#### Aim:
What is the count of lines that hold the word "muted"? Give only the number.

————

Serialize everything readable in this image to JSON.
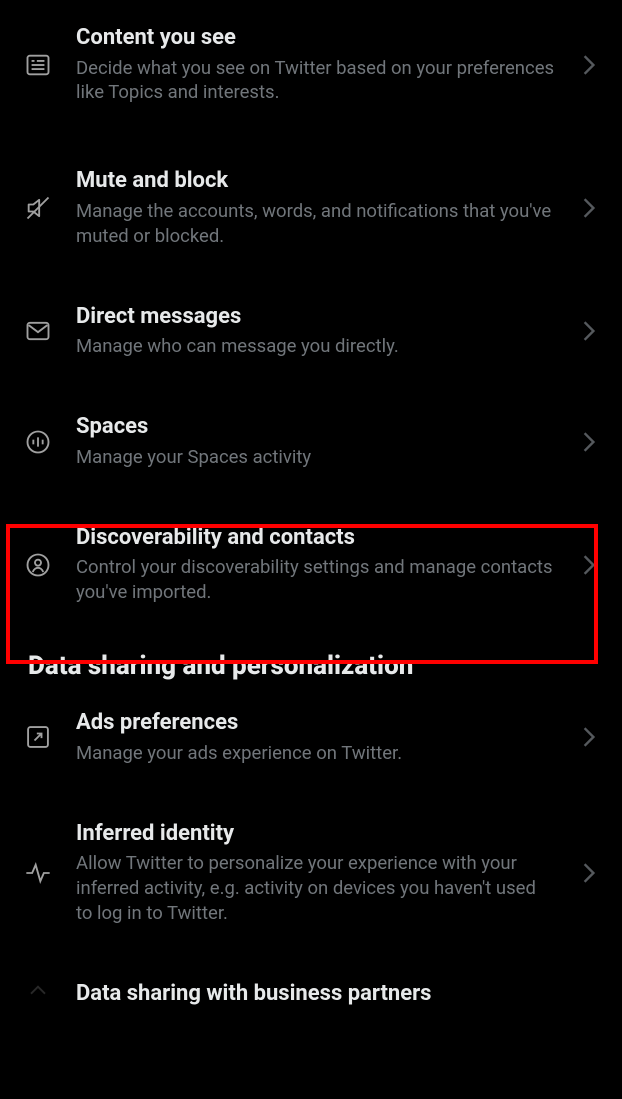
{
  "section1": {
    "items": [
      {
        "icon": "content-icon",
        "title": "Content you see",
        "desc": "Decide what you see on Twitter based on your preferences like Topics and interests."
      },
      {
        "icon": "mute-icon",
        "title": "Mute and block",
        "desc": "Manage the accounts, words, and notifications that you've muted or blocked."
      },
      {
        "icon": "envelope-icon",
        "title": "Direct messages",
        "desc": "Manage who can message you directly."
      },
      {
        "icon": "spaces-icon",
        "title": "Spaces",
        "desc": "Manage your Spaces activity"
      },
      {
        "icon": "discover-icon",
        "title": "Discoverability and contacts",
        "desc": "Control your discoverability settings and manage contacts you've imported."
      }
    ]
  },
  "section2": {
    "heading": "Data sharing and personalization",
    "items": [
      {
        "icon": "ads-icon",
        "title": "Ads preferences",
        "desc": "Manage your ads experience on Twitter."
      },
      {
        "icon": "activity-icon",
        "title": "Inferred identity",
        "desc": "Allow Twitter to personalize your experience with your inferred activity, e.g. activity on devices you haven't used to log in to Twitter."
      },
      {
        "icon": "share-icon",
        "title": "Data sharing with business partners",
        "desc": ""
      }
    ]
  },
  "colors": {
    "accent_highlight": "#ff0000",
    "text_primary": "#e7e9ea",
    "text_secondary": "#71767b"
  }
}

————

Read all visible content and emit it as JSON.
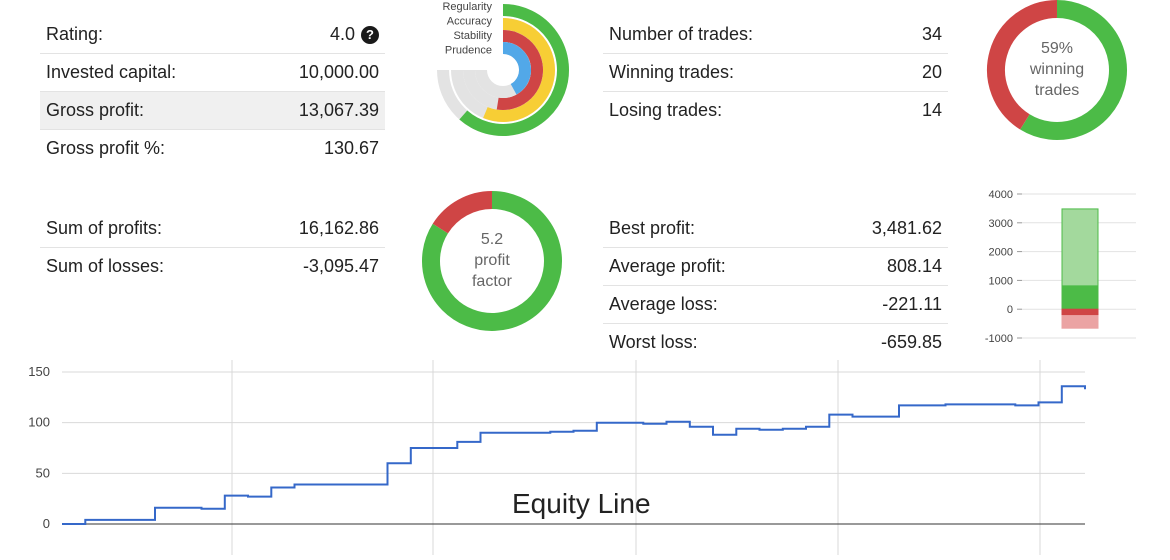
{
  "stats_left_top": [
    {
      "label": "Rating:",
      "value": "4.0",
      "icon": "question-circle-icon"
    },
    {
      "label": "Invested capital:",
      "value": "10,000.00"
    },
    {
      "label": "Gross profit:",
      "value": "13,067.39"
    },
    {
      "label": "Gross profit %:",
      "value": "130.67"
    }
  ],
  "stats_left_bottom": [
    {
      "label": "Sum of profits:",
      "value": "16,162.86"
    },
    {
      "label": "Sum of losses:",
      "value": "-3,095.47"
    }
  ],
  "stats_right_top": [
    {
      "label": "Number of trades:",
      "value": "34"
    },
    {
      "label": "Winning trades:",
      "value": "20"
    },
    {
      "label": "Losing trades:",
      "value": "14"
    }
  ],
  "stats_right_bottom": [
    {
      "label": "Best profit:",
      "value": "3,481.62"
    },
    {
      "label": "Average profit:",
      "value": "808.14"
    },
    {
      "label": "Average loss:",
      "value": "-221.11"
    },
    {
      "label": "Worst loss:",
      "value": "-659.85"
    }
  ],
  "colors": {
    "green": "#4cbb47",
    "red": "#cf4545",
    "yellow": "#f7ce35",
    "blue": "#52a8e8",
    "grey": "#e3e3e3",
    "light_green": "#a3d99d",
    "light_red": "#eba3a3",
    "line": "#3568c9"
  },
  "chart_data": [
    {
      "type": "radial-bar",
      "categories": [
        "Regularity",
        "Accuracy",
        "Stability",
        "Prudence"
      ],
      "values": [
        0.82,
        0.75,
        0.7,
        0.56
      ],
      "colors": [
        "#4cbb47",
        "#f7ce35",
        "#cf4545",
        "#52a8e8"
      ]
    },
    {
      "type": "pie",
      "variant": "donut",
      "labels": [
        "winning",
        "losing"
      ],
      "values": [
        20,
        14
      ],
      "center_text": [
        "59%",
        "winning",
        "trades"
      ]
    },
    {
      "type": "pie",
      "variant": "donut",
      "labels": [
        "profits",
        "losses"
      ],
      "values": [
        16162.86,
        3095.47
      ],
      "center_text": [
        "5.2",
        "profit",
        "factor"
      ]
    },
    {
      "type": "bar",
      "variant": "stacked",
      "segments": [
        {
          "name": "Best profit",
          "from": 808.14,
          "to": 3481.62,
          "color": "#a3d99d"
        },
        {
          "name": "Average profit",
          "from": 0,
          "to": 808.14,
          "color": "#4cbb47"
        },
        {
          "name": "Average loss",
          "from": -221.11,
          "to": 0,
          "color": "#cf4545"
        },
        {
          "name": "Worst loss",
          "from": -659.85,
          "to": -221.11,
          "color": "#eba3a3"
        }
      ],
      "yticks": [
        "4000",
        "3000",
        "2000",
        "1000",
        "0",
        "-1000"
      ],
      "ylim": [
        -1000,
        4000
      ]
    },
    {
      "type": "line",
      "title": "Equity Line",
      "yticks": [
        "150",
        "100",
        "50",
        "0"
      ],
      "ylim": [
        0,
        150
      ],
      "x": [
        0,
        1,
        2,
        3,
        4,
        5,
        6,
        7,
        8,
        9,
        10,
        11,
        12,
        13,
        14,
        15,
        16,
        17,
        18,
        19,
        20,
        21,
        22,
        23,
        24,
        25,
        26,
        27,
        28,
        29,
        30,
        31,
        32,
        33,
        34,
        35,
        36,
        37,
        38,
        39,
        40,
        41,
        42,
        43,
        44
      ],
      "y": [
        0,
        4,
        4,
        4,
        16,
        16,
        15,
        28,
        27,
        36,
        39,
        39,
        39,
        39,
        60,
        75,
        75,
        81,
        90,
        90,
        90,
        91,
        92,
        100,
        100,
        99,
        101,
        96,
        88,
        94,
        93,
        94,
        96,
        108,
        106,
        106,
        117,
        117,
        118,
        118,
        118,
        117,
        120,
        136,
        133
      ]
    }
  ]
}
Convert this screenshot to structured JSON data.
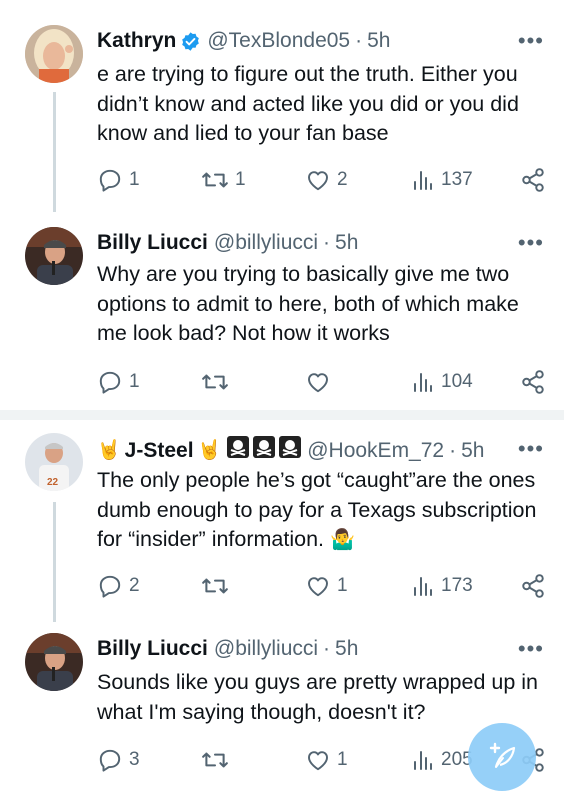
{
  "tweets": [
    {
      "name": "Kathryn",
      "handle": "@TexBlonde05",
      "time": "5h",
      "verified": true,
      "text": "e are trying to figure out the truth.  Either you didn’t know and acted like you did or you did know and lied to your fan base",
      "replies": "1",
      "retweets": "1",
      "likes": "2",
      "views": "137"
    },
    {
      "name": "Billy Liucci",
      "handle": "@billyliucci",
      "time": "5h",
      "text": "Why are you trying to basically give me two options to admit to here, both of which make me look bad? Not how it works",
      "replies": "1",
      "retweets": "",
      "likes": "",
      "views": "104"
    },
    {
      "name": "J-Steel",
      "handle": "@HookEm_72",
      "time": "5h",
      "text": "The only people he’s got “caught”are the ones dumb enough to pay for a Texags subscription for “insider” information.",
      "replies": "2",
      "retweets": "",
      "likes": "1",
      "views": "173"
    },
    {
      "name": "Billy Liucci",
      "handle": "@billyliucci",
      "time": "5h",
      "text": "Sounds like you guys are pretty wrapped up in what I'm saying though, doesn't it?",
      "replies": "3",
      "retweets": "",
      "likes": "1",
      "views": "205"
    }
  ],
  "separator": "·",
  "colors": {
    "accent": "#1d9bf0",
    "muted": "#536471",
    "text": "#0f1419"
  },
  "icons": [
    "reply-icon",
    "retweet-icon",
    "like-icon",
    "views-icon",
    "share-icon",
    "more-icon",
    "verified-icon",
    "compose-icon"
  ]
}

————

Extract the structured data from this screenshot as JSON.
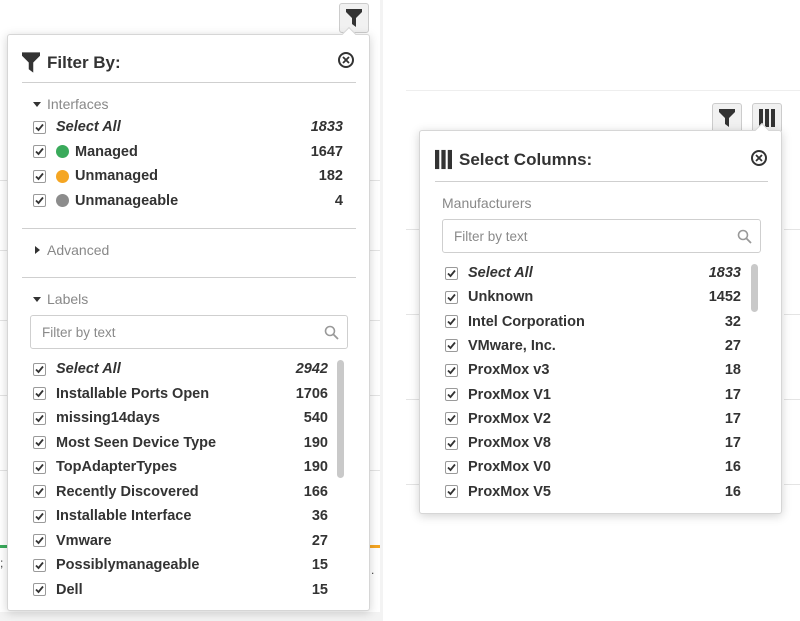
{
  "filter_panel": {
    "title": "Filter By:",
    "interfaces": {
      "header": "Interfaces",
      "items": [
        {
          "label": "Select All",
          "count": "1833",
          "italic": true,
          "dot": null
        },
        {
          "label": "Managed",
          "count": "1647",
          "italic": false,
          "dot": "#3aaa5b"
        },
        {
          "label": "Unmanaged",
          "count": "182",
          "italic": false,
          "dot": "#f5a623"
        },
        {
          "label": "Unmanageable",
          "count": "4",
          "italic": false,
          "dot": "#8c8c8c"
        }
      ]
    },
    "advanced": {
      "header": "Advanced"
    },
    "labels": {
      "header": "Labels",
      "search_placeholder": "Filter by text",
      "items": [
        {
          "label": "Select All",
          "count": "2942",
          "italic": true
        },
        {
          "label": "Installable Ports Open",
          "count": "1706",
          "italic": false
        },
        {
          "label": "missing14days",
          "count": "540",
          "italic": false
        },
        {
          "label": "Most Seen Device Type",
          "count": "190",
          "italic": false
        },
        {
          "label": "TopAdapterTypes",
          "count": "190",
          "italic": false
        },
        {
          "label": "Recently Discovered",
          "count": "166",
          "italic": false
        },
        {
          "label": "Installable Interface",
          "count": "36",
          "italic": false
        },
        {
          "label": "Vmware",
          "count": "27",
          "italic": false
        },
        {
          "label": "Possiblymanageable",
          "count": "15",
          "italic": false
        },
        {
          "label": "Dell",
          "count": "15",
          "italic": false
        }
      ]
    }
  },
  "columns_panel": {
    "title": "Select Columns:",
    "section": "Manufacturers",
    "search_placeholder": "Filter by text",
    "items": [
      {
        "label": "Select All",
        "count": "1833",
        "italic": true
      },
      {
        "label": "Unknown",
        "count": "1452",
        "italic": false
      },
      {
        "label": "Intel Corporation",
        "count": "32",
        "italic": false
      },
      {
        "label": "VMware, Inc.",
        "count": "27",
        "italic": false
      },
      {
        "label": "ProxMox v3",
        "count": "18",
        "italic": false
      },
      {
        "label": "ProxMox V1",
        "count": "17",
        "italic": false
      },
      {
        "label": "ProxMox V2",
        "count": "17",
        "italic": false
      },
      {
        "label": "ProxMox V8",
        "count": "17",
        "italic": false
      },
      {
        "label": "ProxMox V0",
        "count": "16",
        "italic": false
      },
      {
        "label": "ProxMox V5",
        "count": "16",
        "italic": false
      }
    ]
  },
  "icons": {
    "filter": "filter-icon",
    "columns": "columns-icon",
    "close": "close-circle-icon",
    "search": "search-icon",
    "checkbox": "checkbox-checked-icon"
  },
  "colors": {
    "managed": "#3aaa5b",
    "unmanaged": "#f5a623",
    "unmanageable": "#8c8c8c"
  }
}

————

#### Expected answer:
2